### EXERCISE DETAILS
Answer with a number only: how many lines of the data contain "finger"?
◇ ◇ ◇ ◇
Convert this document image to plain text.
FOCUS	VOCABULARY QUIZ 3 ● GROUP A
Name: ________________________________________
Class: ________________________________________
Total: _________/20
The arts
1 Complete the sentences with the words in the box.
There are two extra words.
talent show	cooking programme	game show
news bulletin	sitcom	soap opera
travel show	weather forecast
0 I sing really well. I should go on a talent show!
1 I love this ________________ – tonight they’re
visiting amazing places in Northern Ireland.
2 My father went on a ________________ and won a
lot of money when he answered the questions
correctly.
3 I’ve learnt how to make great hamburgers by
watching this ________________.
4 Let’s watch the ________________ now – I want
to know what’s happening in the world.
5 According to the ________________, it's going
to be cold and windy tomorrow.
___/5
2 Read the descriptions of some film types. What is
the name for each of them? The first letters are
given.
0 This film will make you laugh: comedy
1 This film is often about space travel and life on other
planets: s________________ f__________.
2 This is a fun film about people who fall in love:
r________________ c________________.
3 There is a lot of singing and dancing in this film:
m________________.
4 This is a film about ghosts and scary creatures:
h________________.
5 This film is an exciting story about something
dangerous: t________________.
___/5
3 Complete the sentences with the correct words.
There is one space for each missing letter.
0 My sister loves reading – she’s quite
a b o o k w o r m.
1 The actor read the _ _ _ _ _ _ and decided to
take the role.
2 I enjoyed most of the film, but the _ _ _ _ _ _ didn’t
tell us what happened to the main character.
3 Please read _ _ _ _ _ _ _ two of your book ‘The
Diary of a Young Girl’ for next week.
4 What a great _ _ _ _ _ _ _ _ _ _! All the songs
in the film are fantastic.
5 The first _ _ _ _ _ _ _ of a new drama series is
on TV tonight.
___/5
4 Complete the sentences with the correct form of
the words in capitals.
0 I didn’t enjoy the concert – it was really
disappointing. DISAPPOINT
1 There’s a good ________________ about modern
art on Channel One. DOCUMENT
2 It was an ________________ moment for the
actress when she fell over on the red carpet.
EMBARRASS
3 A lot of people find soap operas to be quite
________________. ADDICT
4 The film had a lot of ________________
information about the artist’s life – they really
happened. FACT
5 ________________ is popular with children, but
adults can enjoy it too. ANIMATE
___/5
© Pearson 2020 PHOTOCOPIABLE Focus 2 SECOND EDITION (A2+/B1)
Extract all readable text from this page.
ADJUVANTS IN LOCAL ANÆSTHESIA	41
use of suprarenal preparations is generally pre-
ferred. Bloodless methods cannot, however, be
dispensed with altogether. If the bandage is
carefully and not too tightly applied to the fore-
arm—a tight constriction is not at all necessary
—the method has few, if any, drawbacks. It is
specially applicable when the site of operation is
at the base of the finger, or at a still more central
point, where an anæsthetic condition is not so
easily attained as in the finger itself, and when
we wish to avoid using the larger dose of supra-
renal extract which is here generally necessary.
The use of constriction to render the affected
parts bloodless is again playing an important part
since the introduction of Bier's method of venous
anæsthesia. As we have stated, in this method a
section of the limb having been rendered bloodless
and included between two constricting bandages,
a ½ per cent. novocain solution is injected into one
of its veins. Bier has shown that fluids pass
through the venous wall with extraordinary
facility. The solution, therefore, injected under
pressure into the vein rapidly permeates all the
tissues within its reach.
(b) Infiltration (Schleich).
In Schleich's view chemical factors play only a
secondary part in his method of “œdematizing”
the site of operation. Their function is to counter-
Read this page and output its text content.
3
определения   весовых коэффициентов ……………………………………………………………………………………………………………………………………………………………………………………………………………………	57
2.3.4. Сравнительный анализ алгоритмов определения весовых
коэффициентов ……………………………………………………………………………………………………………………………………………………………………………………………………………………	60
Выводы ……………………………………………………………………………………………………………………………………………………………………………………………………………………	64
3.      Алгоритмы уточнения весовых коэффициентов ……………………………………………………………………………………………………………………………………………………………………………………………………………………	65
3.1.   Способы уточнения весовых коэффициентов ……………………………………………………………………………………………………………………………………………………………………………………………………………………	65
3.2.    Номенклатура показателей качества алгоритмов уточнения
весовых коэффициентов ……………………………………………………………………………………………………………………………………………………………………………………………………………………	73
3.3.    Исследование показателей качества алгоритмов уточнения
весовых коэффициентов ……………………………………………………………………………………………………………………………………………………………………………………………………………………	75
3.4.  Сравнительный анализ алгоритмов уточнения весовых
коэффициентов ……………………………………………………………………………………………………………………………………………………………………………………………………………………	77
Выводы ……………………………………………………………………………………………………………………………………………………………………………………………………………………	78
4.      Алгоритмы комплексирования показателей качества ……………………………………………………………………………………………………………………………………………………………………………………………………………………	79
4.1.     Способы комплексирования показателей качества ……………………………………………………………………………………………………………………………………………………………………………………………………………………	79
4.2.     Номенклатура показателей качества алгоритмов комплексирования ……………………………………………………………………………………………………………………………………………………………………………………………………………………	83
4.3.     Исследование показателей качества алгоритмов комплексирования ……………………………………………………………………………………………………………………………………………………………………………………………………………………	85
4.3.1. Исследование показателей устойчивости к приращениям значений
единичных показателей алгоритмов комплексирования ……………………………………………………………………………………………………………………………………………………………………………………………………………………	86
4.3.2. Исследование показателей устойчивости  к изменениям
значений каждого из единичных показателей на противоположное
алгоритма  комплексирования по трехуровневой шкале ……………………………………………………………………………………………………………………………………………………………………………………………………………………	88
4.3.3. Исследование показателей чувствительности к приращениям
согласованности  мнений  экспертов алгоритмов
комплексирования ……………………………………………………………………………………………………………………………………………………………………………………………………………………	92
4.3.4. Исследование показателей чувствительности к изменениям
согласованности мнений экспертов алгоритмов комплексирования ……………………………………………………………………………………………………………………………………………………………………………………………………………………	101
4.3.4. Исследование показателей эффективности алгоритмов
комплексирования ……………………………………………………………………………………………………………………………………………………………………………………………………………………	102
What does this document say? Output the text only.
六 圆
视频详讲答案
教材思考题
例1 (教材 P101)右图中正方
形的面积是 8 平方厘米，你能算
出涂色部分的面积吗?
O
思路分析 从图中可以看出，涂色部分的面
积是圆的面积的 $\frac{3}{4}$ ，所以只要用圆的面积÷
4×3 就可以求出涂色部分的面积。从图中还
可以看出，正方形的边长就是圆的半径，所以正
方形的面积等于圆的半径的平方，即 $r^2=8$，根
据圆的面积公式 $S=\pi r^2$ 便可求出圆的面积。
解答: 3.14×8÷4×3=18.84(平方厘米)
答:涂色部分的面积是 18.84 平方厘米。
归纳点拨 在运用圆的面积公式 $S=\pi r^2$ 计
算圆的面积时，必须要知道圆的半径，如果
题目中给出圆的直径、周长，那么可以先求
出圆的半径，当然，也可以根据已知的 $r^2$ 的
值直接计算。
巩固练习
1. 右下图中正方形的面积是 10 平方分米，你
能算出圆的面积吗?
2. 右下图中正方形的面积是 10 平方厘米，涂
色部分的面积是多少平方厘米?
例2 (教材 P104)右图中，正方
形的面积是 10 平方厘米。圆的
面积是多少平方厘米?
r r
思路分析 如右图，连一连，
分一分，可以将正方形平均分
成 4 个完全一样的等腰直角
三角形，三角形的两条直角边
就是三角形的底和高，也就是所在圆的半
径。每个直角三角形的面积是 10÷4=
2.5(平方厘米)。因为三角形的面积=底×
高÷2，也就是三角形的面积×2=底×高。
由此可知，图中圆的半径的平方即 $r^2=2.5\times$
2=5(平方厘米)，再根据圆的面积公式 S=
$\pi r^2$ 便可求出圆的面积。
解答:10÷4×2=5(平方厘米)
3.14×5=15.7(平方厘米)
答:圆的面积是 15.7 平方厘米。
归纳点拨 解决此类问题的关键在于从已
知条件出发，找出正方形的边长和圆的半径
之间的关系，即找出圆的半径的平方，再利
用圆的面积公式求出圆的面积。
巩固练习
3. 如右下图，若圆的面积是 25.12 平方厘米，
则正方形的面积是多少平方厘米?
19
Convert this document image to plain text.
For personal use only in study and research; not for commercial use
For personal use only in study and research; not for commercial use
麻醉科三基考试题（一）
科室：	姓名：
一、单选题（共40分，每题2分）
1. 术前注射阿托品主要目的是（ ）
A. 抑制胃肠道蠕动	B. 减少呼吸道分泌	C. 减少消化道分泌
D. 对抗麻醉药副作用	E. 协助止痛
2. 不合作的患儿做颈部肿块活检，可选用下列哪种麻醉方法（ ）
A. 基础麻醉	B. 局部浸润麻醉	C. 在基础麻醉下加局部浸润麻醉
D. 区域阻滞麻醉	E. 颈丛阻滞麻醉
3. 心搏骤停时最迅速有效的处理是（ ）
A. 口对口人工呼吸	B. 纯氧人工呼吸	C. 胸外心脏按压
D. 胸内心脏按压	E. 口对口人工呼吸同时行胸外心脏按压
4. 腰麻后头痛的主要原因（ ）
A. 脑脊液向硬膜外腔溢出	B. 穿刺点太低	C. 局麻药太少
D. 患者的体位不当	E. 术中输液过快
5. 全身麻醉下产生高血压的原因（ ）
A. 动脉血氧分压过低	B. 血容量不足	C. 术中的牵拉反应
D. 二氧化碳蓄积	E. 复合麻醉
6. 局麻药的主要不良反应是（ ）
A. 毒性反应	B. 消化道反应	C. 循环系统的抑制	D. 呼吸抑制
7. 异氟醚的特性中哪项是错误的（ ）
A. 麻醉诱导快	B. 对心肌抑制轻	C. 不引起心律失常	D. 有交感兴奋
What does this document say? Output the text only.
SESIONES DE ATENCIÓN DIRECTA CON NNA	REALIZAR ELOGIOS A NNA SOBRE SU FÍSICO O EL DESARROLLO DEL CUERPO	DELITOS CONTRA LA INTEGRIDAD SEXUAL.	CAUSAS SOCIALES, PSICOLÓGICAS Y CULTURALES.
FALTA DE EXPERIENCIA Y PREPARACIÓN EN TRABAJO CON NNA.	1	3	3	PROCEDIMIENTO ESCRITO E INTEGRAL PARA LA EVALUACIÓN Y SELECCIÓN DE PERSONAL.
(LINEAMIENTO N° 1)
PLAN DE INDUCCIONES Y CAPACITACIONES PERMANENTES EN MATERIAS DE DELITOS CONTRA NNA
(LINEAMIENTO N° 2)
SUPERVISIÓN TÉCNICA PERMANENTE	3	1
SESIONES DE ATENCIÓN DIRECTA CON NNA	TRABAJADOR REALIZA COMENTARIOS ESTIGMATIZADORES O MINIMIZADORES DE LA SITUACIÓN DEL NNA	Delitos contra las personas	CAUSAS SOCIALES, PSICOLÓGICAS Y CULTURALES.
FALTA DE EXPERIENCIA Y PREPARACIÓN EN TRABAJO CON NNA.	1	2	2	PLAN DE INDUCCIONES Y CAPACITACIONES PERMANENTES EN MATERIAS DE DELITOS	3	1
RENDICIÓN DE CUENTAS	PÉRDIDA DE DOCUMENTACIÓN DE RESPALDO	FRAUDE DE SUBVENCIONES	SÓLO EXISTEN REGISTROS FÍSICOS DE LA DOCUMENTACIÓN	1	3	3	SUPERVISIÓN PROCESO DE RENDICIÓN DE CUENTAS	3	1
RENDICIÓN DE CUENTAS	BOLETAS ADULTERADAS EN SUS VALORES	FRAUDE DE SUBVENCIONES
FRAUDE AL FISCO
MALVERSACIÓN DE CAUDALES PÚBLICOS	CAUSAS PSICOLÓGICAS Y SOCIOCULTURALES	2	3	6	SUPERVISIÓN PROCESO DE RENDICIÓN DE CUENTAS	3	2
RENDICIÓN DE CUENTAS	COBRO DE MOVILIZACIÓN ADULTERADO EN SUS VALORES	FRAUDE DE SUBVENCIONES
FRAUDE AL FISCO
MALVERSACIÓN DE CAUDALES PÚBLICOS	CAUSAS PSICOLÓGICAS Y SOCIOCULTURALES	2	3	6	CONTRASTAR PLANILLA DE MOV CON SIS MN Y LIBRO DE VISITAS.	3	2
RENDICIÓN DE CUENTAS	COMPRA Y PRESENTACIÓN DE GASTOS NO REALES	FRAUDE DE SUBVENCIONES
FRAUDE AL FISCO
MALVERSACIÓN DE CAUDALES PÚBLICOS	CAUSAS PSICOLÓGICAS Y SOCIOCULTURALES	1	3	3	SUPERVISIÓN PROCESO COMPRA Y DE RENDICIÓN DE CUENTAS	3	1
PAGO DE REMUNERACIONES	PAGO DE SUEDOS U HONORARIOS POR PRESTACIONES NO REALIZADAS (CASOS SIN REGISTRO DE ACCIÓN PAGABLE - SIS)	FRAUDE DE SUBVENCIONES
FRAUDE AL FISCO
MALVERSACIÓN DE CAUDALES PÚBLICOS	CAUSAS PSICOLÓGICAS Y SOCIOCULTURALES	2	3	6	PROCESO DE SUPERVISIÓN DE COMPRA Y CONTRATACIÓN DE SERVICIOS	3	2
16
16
◇ ◇ ◇ ◇
### TASK RESULT
2